┏━━

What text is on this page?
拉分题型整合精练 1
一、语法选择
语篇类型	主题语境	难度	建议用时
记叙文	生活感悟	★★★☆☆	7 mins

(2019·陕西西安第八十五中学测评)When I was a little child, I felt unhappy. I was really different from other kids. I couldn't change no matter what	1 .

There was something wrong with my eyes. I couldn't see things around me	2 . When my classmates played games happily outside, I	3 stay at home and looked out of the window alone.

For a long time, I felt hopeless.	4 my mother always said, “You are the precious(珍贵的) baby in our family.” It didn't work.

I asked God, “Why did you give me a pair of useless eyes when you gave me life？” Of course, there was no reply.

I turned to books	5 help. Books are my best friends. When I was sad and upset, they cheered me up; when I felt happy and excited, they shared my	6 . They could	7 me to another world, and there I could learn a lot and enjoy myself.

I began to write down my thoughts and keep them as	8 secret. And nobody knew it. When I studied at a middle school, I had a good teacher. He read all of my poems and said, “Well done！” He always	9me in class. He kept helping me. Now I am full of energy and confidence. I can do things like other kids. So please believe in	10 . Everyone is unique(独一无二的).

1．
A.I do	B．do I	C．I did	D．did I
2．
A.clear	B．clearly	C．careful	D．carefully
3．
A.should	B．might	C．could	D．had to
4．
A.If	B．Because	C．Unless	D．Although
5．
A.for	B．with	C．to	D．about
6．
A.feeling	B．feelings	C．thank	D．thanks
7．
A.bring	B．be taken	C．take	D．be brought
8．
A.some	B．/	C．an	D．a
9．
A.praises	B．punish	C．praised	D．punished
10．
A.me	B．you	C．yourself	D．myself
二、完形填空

┗━━

> Your task: Copy down the material exactly as written.

> Result for this task:
What text is on this page?
拉分题型整合精练 1
一、语法选择
语篇类型	主题语境	难度	建议用时
记叙文	生活感悟	★★★☆☆	7 mins

(2019·陕西西安第八十五中学测评)When I was a little child, I felt unhappy. I was really different from other kids. I couldn't change no matter what	1 .

There was something wrong with my eyes. I couldn't see things around me	2 . When my classmates played games happily outside, I	3 stay at home and looked out of the window alone.

For a long time, I felt hopeless.	4 my mother always said, “You are the precious(珍贵的) baby in our family.” It didn't work.

I asked God, “Why did you give me a pair of useless eyes when you gave me life？” Of course, there was no reply.

I turned to books	5 help. Books are my best friends. When I was sad and upset, they cheered me up; when I felt happy and excited, they shared my	6 . They could	7 me to another world, and there I could learn a lot and enjoy myself.

I began to write down my thoughts and keep them as	8 secret. And nobody knew it. When I studied at a middle school, I had a good teacher. He read all of my poems and said, “Well done！” He always	9me in class. He kept helping me. Now I am full of energy and confidence. I can do things like other kids. So please believe in	10 . Everyone is unique(独一无二的).

1．
A.I do	B．do I	C．I did	D．did I
2．
A.clear	B．clearly	C．careful	D．carefully
3．
A.should	B．might	C．could	D．had to
4．
A.If	B．Because	C．Unless	D．Although
5．
A.for	B．with	C．to	D．about
6．
A.feeling	B．feelings	C．thank	D．thanks
7．
A.bring	B．be taken	C．take	D．be brought
8．
A.some	B．/	C．an	D．a
9．
A.praises	B．punish	C．praised	D．punished
10．
A.me	B．you	C．yourself	D．myself
二、完形填空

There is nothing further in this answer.